— RECORDS SUPPLIED —

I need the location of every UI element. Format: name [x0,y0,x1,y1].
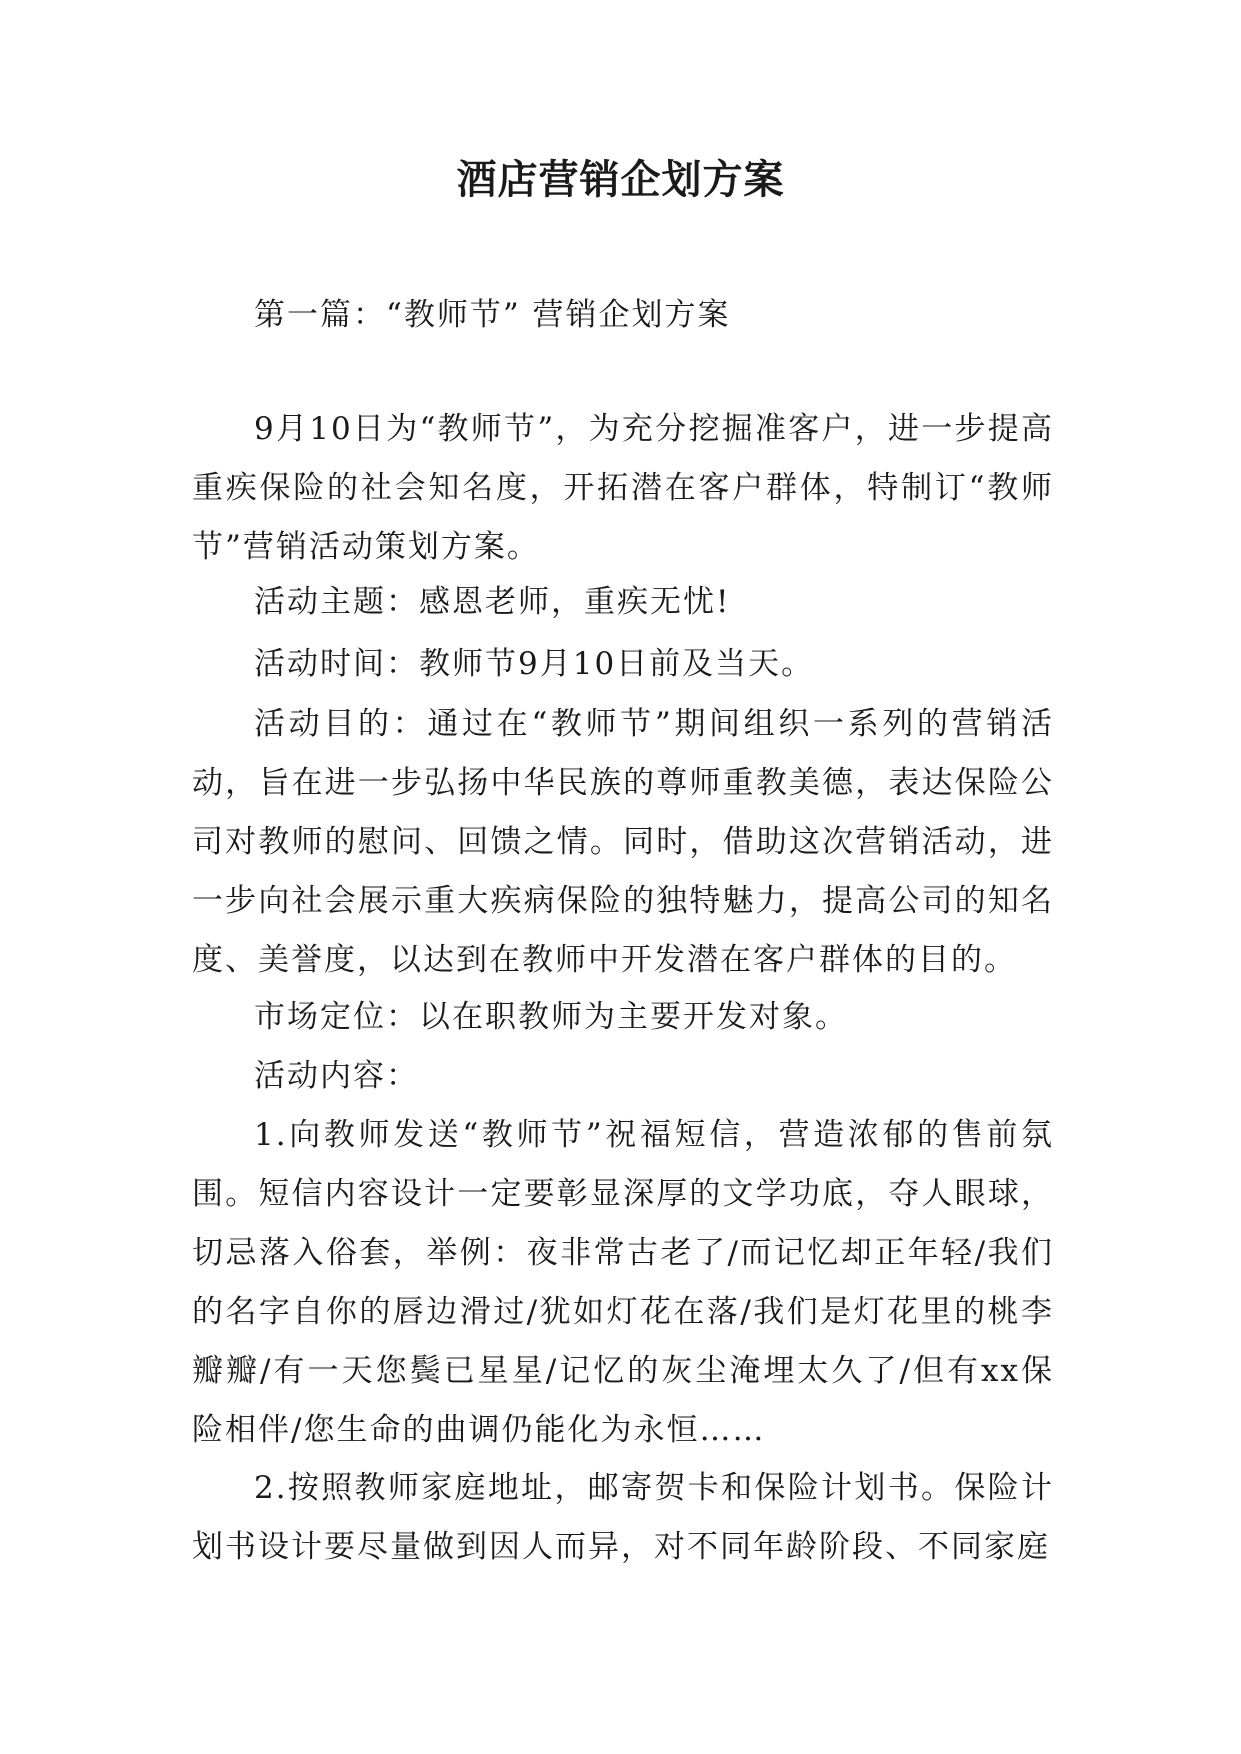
paragraph-theme: 活动主题：感恩老师，重疾无忧! [254,584,731,620]
chapter-heading: 第一篇：“教师节” 营销企划方案 [254,297,731,333]
document-title: 酒店营销企划方案 [456,156,785,203]
paragraph-goal: 活动目的：通过在“教师节”期间组织一系列的营销活动，旨在进一步弘扬中华民族的尊师重教美德，表达保险公司对教师的慰问、回馈之情。同时，借助这次营销活动，进一步向社会展示重大疾病保险的独特魅力，提高公司的知名度、美誉度，以达到在教师中开发潜在客户群体的目的。 [192,706,1054,978]
paragraph-item-1: 1.向教师发送“教师节”祝福短信，营造浓郁的售前氛围。短信内容设计一定要彰显深厚的文学功底，夺人眼球，切忌落入俗套，举例：夜非常古老了/而记忆却正年轻/我们的名字自你的唇边滑过/犹如灯花在落/我们是灯花里的桃李瓣瓣/有一天您鬓已星星/记忆的灰尘淹埋太久了/但有xx保险相伴/您生命的曲调仍能化为永恒…… [192,1117,1054,1448]
paragraph-time: 活动时间：教师节9月10日前及当天。 [254,646,815,682]
paragraph-market: 市场定位：以在职教师为主要开发对象。 [254,999,848,1035]
paragraph-content-heading: 活动内容： [254,1058,419,1094]
paragraph-intro: 9月10日为“教师节”，为充分挖掘准客户，进一步提高重疾保险的社会知名度，开拓潜在客户群体，特制订“教师节”营销活动策划方案。 [192,411,1054,565]
paragraph-item-2: 2.按照教师家庭地址，邮寄贺卡和保险计划书。保险计划书设计要尽量做到因人而异，对不同年龄阶段、不同家庭 [192,1470,1054,1565]
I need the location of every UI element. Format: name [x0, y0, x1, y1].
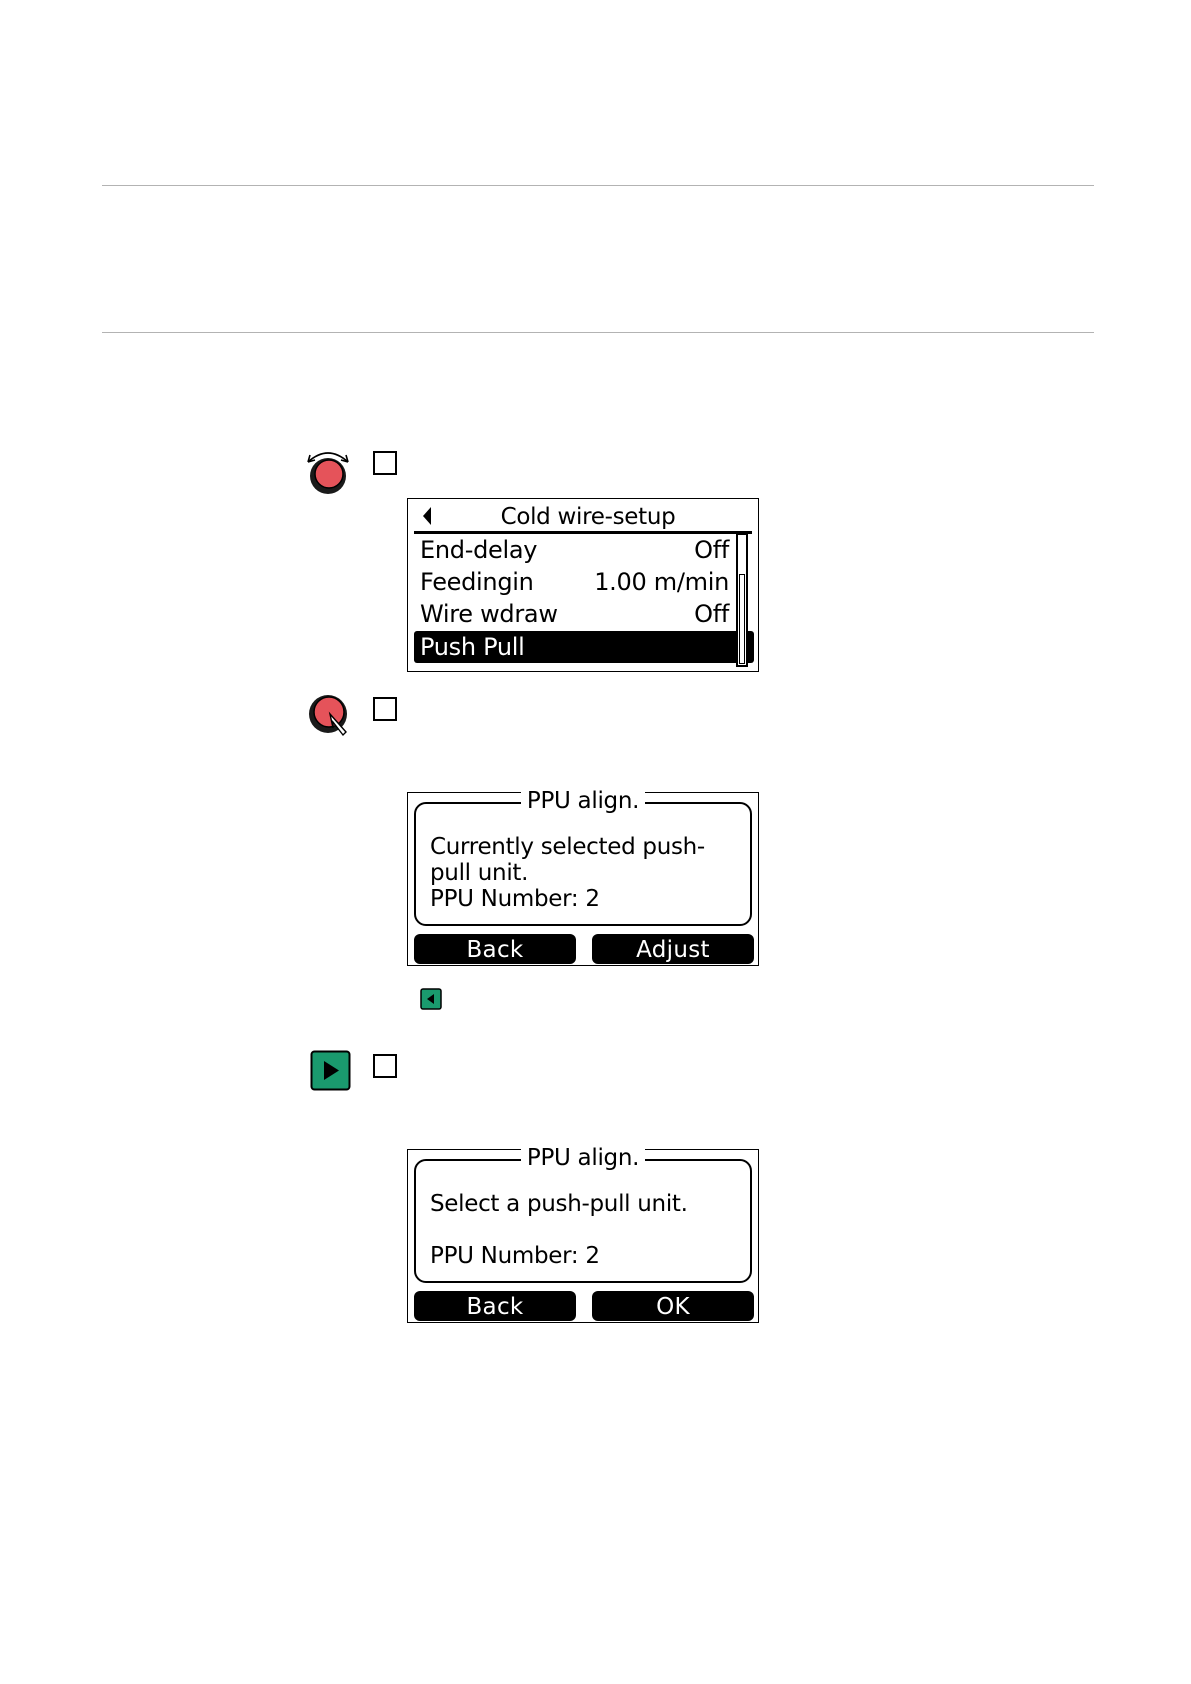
dialog-line-2: pull unit. — [430, 860, 529, 886]
dialog-frame — [414, 1145, 752, 1283]
dialog-title: PPU align. — [416, 1145, 750, 1171]
back-softkey[interactable]: Back — [414, 934, 576, 964]
ppu-align-screen-2 — [407, 1145, 759, 1323]
row-value: Off — [694, 536, 729, 564]
dial-rotate-icon — [302, 446, 354, 500]
menu-title: Cold wire-setup — [500, 504, 676, 530]
dialog-line-1: Select a push-pull unit. — [430, 1191, 688, 1217]
step-1-checkbox — [373, 451, 397, 475]
adjust-softkey[interactable]: Adjust — [592, 934, 754, 964]
menu-screen — [407, 498, 759, 672]
dialog-line-2: PPU Number: 2 — [430, 1243, 600, 1269]
ok-softkey[interactable]: OK — [592, 1291, 754, 1321]
menu-row-end-delay[interactable] — [414, 534, 737, 566]
row-label: End-delay — [420, 536, 538, 564]
menu-row-feedingin[interactable] — [414, 566, 737, 598]
step-3-checkbox — [373, 1054, 397, 1078]
top-rule — [102, 185, 1094, 186]
menu-row-push-pull[interactable] — [414, 631, 754, 663]
back-softkey[interactable]: Back — [414, 1291, 576, 1321]
dialog-line-3: PPU Number: 2 — [430, 886, 600, 912]
dial-press-icon — [306, 692, 358, 746]
play-button-icon — [310, 1050, 352, 1096]
menu-row-wire-wdraw[interactable] — [414, 598, 737, 630]
row-label: Feedingin — [420, 568, 534, 596]
row-label: Wire wdraw — [420, 600, 558, 628]
left-arrow-button-icon — [420, 988, 442, 1014]
row-label: Push Pull — [420, 633, 525, 661]
row-value: Off — [694, 600, 729, 628]
dialog-line-1: Currently selected push- — [430, 834, 705, 860]
dialog-title: PPU align. — [416, 788, 750, 814]
menu-header — [414, 501, 752, 534]
dialog-frame — [414, 788, 752, 926]
ppu-align-screen-1 — [407, 788, 759, 966]
step-2-checkbox — [373, 697, 397, 721]
scroll-thumb[interactable] — [739, 574, 745, 664]
scrollbar[interactable] — [736, 533, 748, 667]
section-rule — [102, 332, 1094, 333]
row-value: 1.00 m/min — [594, 568, 729, 596]
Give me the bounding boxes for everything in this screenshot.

— DIRECTIVE —
Reproduce every line of the data above word for word, leaving out the pictures.

— THE RESULT —
I need the location of every UI element. Format: name [x0,y0,x1,y1].
paragraph-theme: 活动主题：感恩老师，重疾无忧! [254,584,731,620]
chapter-heading: 第一篇：“教师节” 营销企划方案 [254,297,731,333]
document-title: 酒店营销企划方案 [456,156,785,203]
paragraph-goal: 活动目的：通过在“教师节”期间组织一系列的营销活动，旨在进一步弘扬中华民族的尊师重教美德，表达保险公司对教师的慰问、回馈之情。同时，借助这次营销活动，进一步向社会展示重大疾病保险的独特魅力，提高公司的知名度、美誉度，以达到在教师中开发潜在客户群体的目的。 [192,706,1054,978]
paragraph-item-1: 1.向教师发送“教师节”祝福短信，营造浓郁的售前氛围。短信内容设计一定要彰显深厚的文学功底，夺人眼球，切忌落入俗套，举例：夜非常古老了/而记忆却正年轻/我们的名字自你的唇边滑过/犹如灯花在落/我们是灯花里的桃李瓣瓣/有一天您鬓已星星/记忆的灰尘淹埋太久了/但有xx保险相伴/您生命的曲调仍能化为永恒…… [192,1117,1054,1448]
paragraph-time: 活动时间：教师节9月10日前及当天。 [254,646,815,682]
paragraph-market: 市场定位：以在职教师为主要开发对象。 [254,999,848,1035]
paragraph-content-heading: 活动内容： [254,1058,419,1094]
paragraph-intro: 9月10日为“教师节”，为充分挖掘准客户，进一步提高重疾保险的社会知名度，开拓潜在客户群体，特制订“教师节”营销活动策划方案。 [192,411,1054,565]
paragraph-item-2: 2.按照教师家庭地址，邮寄贺卡和保险计划书。保险计划书设计要尽量做到因人而异，对不同年龄阶段、不同家庭 [192,1470,1054,1565]
I need the location of every UI element. Format: name [x0, y0, x1, y1].
dialog-line-2: pull unit. — [430, 860, 529, 886]
dialog-frame — [414, 1145, 752, 1283]
dialog-title: PPU align. — [416, 1145, 750, 1171]
back-softkey[interactable]: Back — [414, 934, 576, 964]
ppu-align-screen-2 — [407, 1145, 759, 1323]
row-value: Off — [694, 536, 729, 564]
dial-rotate-icon — [302, 446, 354, 500]
menu-title: Cold wire-setup — [500, 504, 676, 530]
dialog-line-1: Select a push-pull unit. — [430, 1191, 688, 1217]
step-1-checkbox — [373, 451, 397, 475]
adjust-softkey[interactable]: Adjust — [592, 934, 754, 964]
menu-screen — [407, 498, 759, 672]
dialog-line-2: PPU Number: 2 — [430, 1243, 600, 1269]
ok-softkey[interactable]: OK — [592, 1291, 754, 1321]
menu-row-end-delay[interactable] — [414, 534, 737, 566]
row-label: End-delay — [420, 536, 538, 564]
menu-row-feedingin[interactable] — [414, 566, 737, 598]
step-3-checkbox — [373, 1054, 397, 1078]
top-rule — [102, 185, 1094, 186]
menu-row-push-pull[interactable] — [414, 631, 754, 663]
back-softkey[interactable]: Back — [414, 1291, 576, 1321]
dialog-line-3: PPU Number: 2 — [430, 886, 600, 912]
dial-press-icon — [306, 692, 358, 746]
play-button-icon — [310, 1050, 352, 1096]
menu-row-wire-wdraw[interactable] — [414, 598, 737, 630]
row-label: Feedingin — [420, 568, 534, 596]
row-label: Wire wdraw — [420, 600, 558, 628]
left-arrow-button-icon — [420, 988, 442, 1014]
row-label: Push Pull — [420, 633, 525, 661]
row-value: Off — [694, 600, 729, 628]
dialog-line-1: Currently selected push- — [430, 834, 705, 860]
dialog-title: PPU align. — [416, 788, 750, 814]
menu-header — [414, 501, 752, 534]
dialog-frame — [414, 788, 752, 926]
ppu-align-screen-1 — [407, 788, 759, 966]
step-2-checkbox — [373, 697, 397, 721]
scroll-thumb[interactable] — [739, 574, 745, 664]
scrollbar[interactable] — [736, 533, 748, 667]
section-rule — [102, 332, 1094, 333]
row-value: 1.00 m/min — [594, 568, 729, 596]
Give me the bounding boxes for everything in this screenshot.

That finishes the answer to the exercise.